[PROBLEM]
Reproduce the listing below in full and without alteration, apart from its pictures.

[STORED RECORDS]
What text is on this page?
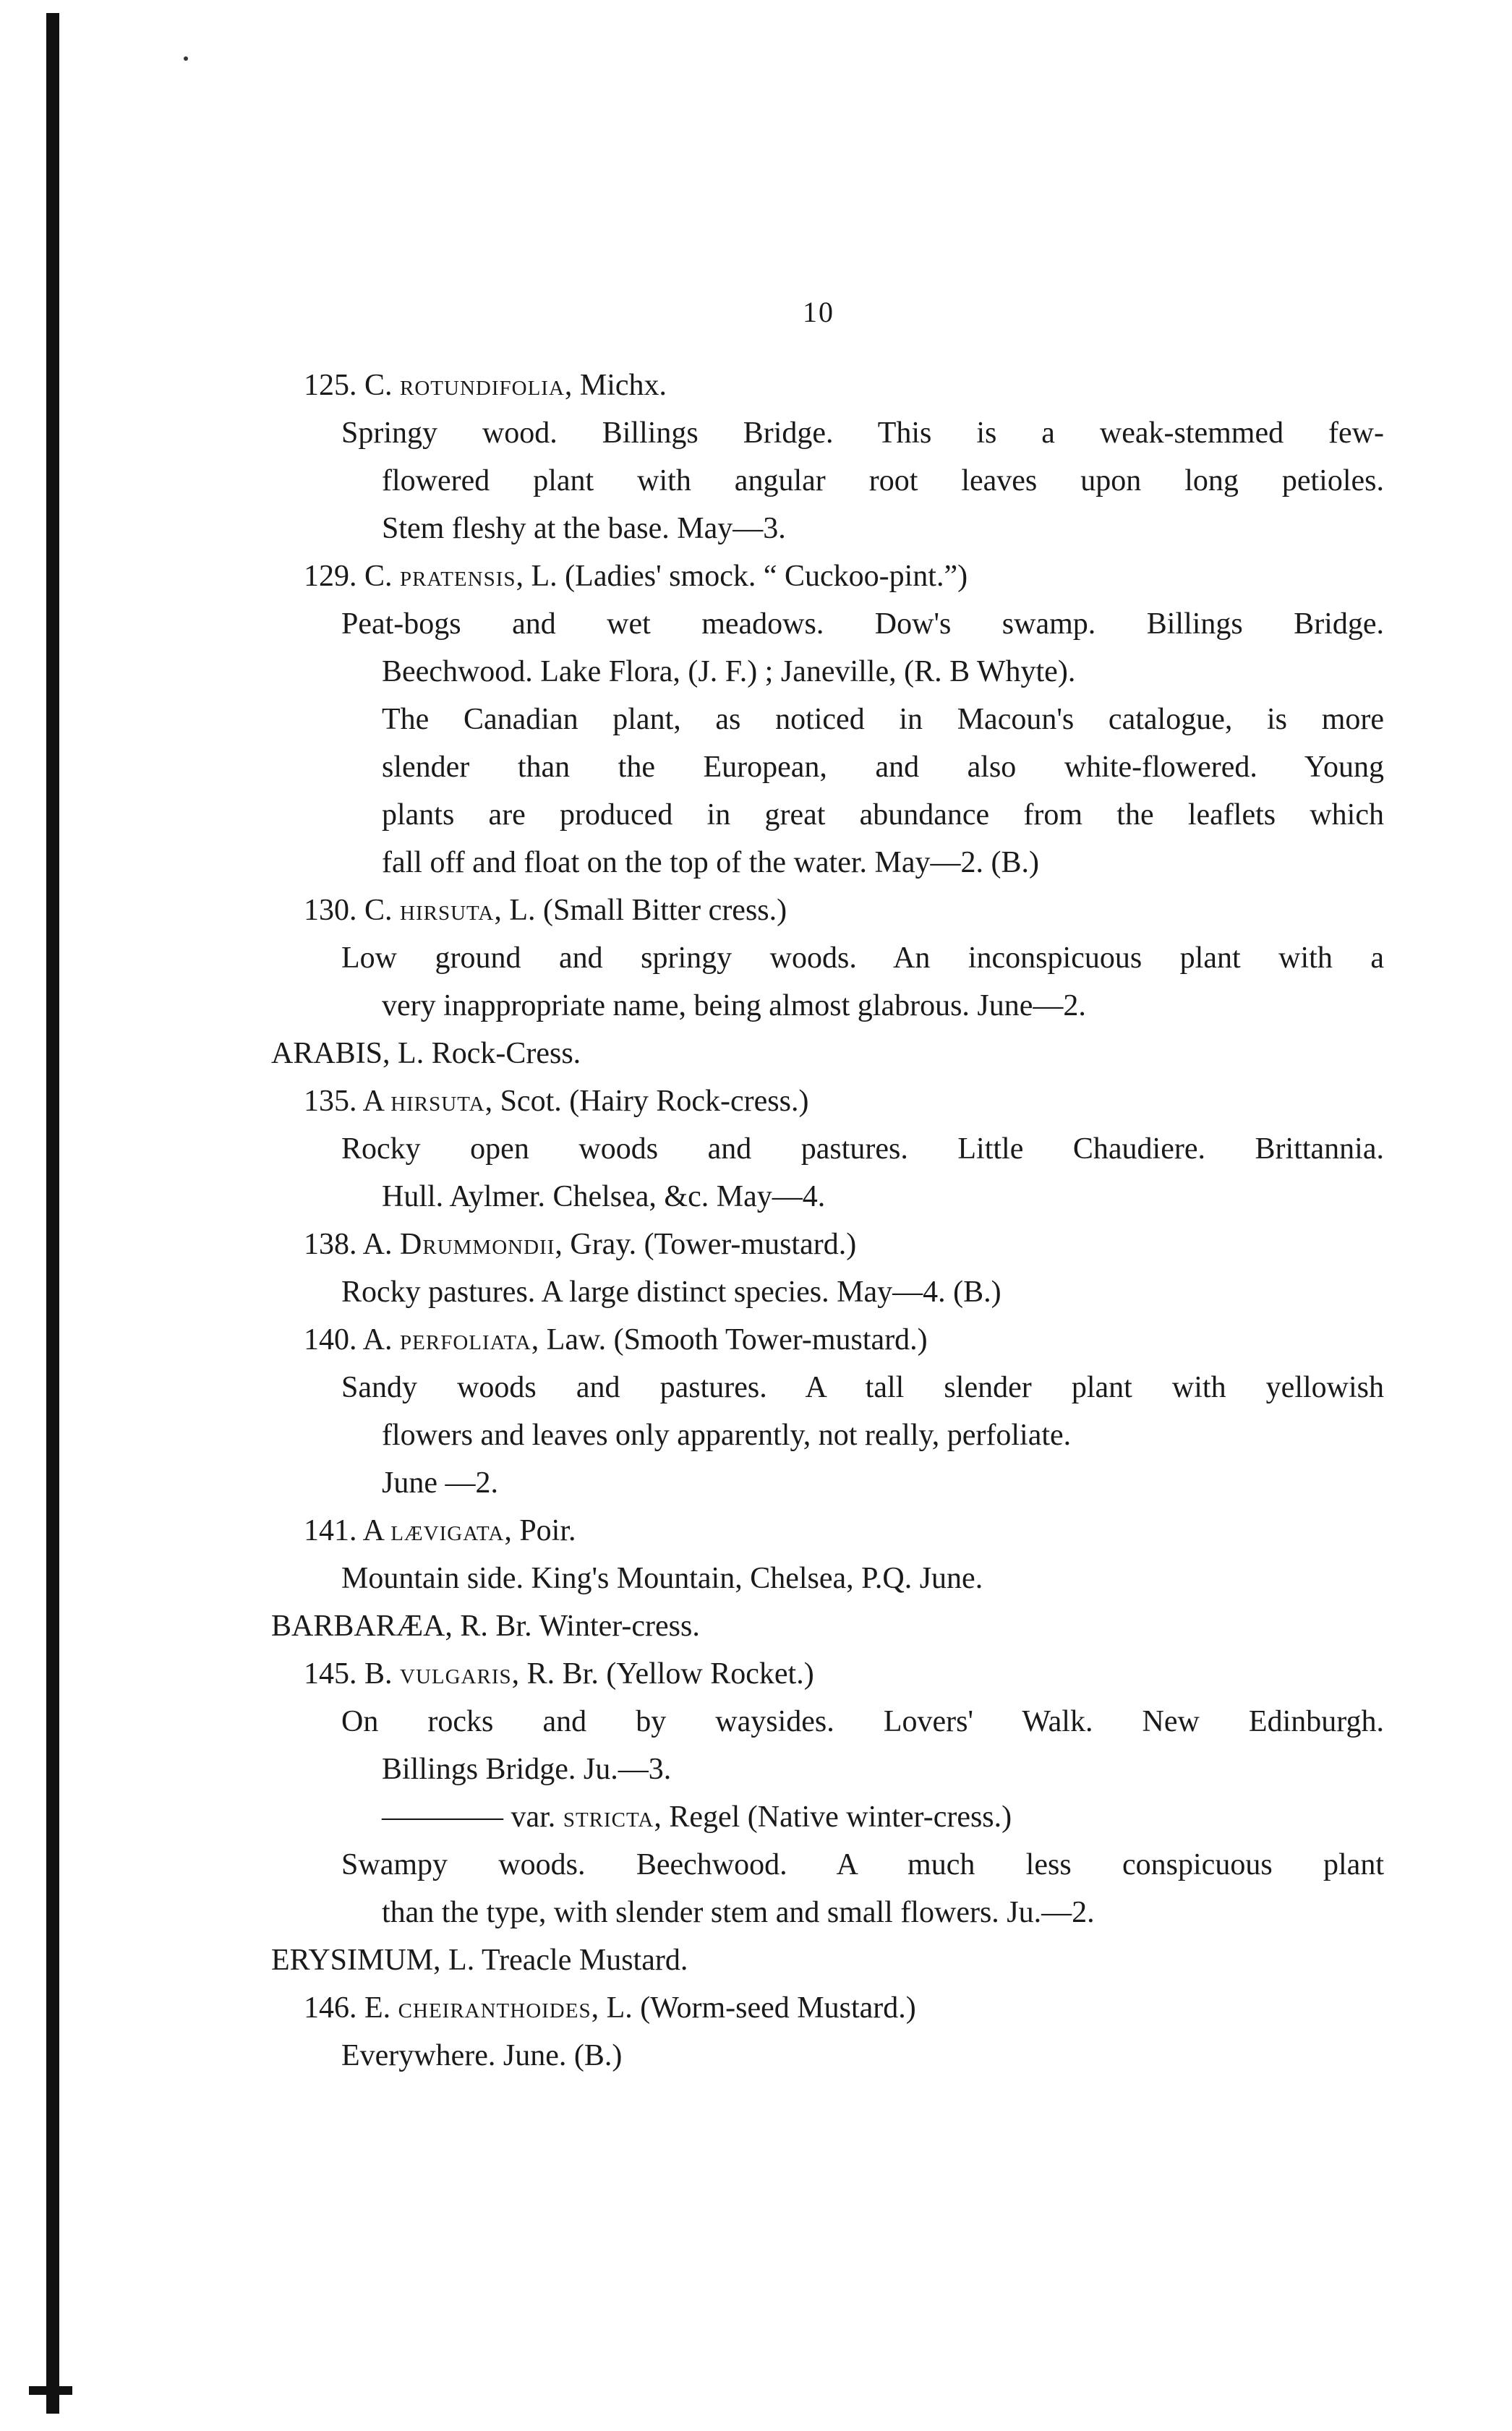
10
125. C. rotundifolia, Michx.
Springy wood. Billings Bridge. This is a weak-stemmed few-
flowered plant with angular root leaves upon long petioles.
Stem fleshy at the base. May—3.
129. C. pratensis, L. (Ladies' smock. “ Cuckoo-pint.”)
Peat-bogs and wet meadows. Dow's swamp. Billings Bridge.
Beechwood. Lake Flora, (J. F.) ; Janeville, (R. B Whyte).
The Canadian plant, as noticed in Macoun's catalogue, is more
slender than the European, and also white-flowered. Young
plants are produced in great abundance from the leaflets which
fall off and float on the top of the water. May—2. (B.)
130. C. hirsuta, L. (Small Bitter cress.)
Low ground and springy woods. An inconspicuous plant with a
very inappropriate name, being almost glabrous. June—2.
ARABIS, L. Rock-Cress.
135. A hirsuta, Scot. (Hairy Rock-cress.)
Rocky open woods and pastures. Little Chaudiere. Brittannia.
Hull. Aylmer. Chelsea, &c. May—4.
138. A. Drummondii, Gray. (Tower-mustard.)
Rocky pastures. A large distinct species. May—4. (B.)
140. A. perfoliata, Law. (Smooth Tower-mustard.)
Sandy woods and pastures. A tall slender plant with yellowish
flowers and leaves only apparently, not really, perfoliate.
June —2.
141. A lævigata, Poir.
Mountain side. King's Mountain, Chelsea, P.Q. June.
BARBARÆA, R. Br. Winter-cress.
145. B. vulgaris, R. Br. (Yellow Rocket.)
On rocks and by waysides. Lovers' Walk. New Edinburgh.
Billings Bridge. Ju.—3.
———— var. stricta, Regel (Native winter-cress.)
Swampy woods. Beechwood. A much less conspicuous plant
than the type, with slender stem and small flowers. Ju.—2.
ERYSIMUM, L. Treacle Mustard.
146. E. cheiranthoides, L. (Worm-seed Mustard.)
Everywhere. June. (B.)
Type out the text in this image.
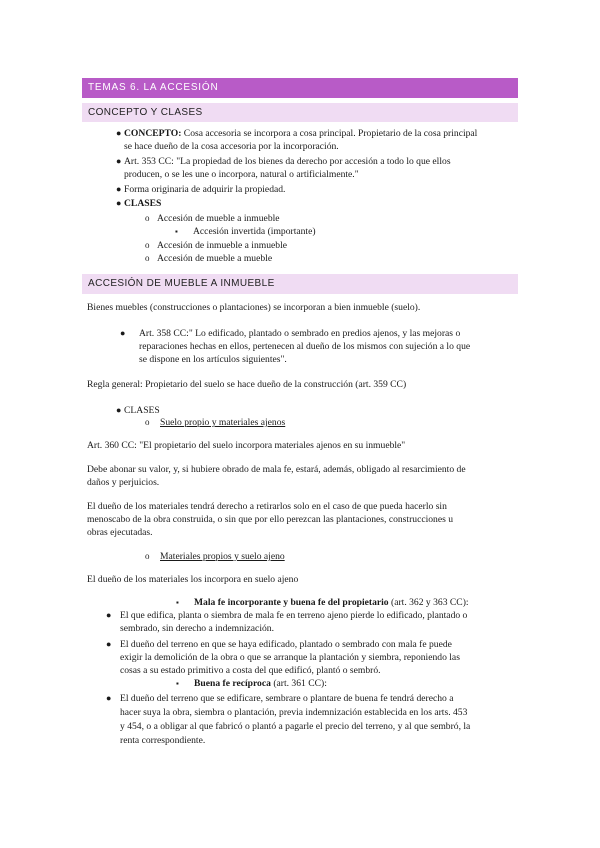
TEMAS 6. LA ACCESIÓN
CONCEPTO Y CLASES
● CONCEPTO: Cosa accesoria se incorpora a cosa principal. Propietario de la cosa principal
se hace dueño de la cosa accesoria por la incorporación.
● Art. 353 CC: "La propiedad de los bienes da derecho por accesión a todo lo que ellos
producen, o se les une o incorpora, natural o artificialmente."
● Forma originaria de adquirir la propiedad.
● CLASES
o Accesión de mueble a inmueble
▪ Accesión invertida (importante)
o Accesión de inmueble a inmueble
o Accesión de mueble a mueble
ACCESIÓN DE MUEBLE A INMUEBLE
Bienes muebles (construcciones o plantaciones) se incorporan a bien inmueble (suelo).
● Art. 358 CC:" Lo edificado, plantado o sembrado en predios ajenos, y las mejoras o
reparaciones hechas en ellos, pertenecen al dueño de los mismos con sujeción a lo que
se dispone en los artículos siguientes".
Regla general: Propietario del suelo se hace dueño de la construcción (art. 359 CC)
● CLASES
o Suelo propio y materiales ajenos
Art. 360 CC: "El propietario del suelo incorpora materiales ajenos en su inmueble"
Debe abonar su valor, y, si hubiere obrado de mala fe, estará, además, obligado al resarcimiento de
daños y perjuicios.
El dueño de los materiales tendrá derecho a retirarlos solo en el caso de que pueda hacerlo sin
menoscabo de la obra construida, o sin que por ello perezcan las plantaciones, construcciones u
obras ejecutadas.
o Materiales propios y suelo ajeno
El dueño de los materiales los incorpora en suelo ajeno
▪ Mala fe incorporante y buena fe del propietario (art. 362 y 363 CC):
● El que edifica, planta o siembra de mala fe en terreno ajeno pierde lo edificado, plantado o
sembrado, sin derecho a indemnización.
● El dueño del terreno en que se haya edificado, plantado o sembrado con mala fe puede
exigir la demolición de la obra o que se arranque la plantación y siembra, reponiendo las
cosas a su estado primitivo a costa del que edificó, plantó o sembró.
▪ Buena fe recíproca (art. 361 CC):
● El dueño del terreno que se edificare, sembrare o plantare de buena fe tendrá derecho a
hacer suya la obra, siembra o plantación, previa indemnización establecida en los arts. 453
y 454, o a obligar al que fabricó o plantó a pagarle el precio del terreno, y al que sembró, la
renta correspondiente.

[WRITTEN ANSWER]
What text is on this page?
10
125. C. rotundifolia, Michx.
Springy wood. Billings Bridge. This is a weak-stemmed few-
flowered plant with angular root leaves upon long petioles.
Stem fleshy at the base. May—3.
129. C. pratensis, L. (Ladies' smock. “ Cuckoo-pint.”)
Peat-bogs and wet meadows. Dow's swamp. Billings Bridge.
Beechwood. Lake Flora, (J. F.) ; Janeville, (R. B Whyte).
The Canadian plant, as noticed in Macoun's catalogue, is more
slender than the European, and also white-flowered. Young
plants are produced in great abundance from the leaflets which
fall off and float on the top of the water. May—2. (B.)
130. C. hirsuta, L. (Small Bitter cress.)
Low ground and springy woods. An inconspicuous plant with a
very inappropriate name, being almost glabrous. June—2.
ARABIS, L. Rock-Cress.
135. A hirsuta, Scot. (Hairy Rock-cress.)
Rocky open woods and pastures. Little Chaudiere. Brittannia.
Hull. Aylmer. Chelsea, &c. May—4.
138. A. Drummondii, Gray. (Tower-mustard.)
Rocky pastures. A large distinct species. May—4. (B.)
140. A. perfoliata, Law. (Smooth Tower-mustard.)
Sandy woods and pastures. A tall slender plant with yellowish
flowers and leaves only apparently, not really, perfoliate.
June —2.
141. A lævigata, Poir.
Mountain side. King's Mountain, Chelsea, P.Q. June.
BARBARÆA, R. Br. Winter-cress.
145. B. vulgaris, R. Br. (Yellow Rocket.)
On rocks and by waysides. Lovers' Walk. New Edinburgh.
Billings Bridge. Ju.—3.
———— var. stricta, Regel (Native winter-cress.)
Swampy woods. Beechwood. A much less conspicuous plant
than the type, with slender stem and small flowers. Ju.—2.
ERYSIMUM, L. Treacle Mustard.
146. E. cheiranthoides, L. (Worm-seed Mustard.)
Everywhere. June. (B.)
Type out the text in this image.
TEMAS 6. LA ACCESIÓN
CONCEPTO Y CLASES
● CONCEPTO: Cosa accesoria se incorpora a cosa principal. Propietario de la cosa principal
se hace dueño de la cosa accesoria por la incorporación.
● Art. 353 CC: "La propiedad de los bienes da derecho por accesión a todo lo que ellos
producen, o se les une o incorpora, natural o artificialmente."
● Forma originaria de adquirir la propiedad.
● CLASES
o Accesión de mueble a inmueble
▪ Accesión invertida (importante)
o Accesión de inmueble a inmueble
o Accesión de mueble a mueble
ACCESIÓN DE MUEBLE A INMUEBLE
Bienes muebles (construcciones o plantaciones) se incorporan a bien inmueble (suelo).
● Art. 358 CC:" Lo edificado, plantado o sembrado en predios ajenos, y las mejoras o
reparaciones hechas en ellos, pertenecen al dueño de los mismos con sujeción a lo que
se dispone en los artículos siguientes".
Regla general: Propietario del suelo se hace dueño de la construcción (art. 359 CC)
● CLASES
o Suelo propio y materiales ajenos
Art. 360 CC: "El propietario del suelo incorpora materiales ajenos en su inmueble"
Debe abonar su valor, y, si hubiere obrado de mala fe, estará, además, obligado al resarcimiento de
daños y perjuicios.
El dueño de los materiales tendrá derecho a retirarlos solo en el caso de que pueda hacerlo sin
menoscabo de la obra construida, o sin que por ello perezcan las plantaciones, construcciones u
obras ejecutadas.
o Materiales propios y suelo ajeno
El dueño de los materiales los incorpora en suelo ajeno
▪ Mala fe incorporante y buena fe del propietario (art. 362 y 363 CC):
● El que edifica, planta o siembra de mala fe en terreno ajeno pierde lo edificado, plantado o
sembrado, sin derecho a indemnización.
● El dueño del terreno en que se haya edificado, plantado o sembrado con mala fe puede
exigir la demolición de la obra o que se arranque la plantación y siembra, reponiendo las
cosas a su estado primitivo a costa del que edificó, plantó o sembró.
▪ Buena fe recíproca (art. 361 CC):
● El dueño del terreno que se edificare, sembrare o plantare de buena fe tendrá derecho a
hacer suya la obra, siembra o plantación, previa indemnización establecida en los arts. 453
y 454, o a obligar al que fabricó o plantó a pagarle el precio del terreno, y al que sembró, la
renta correspondiente.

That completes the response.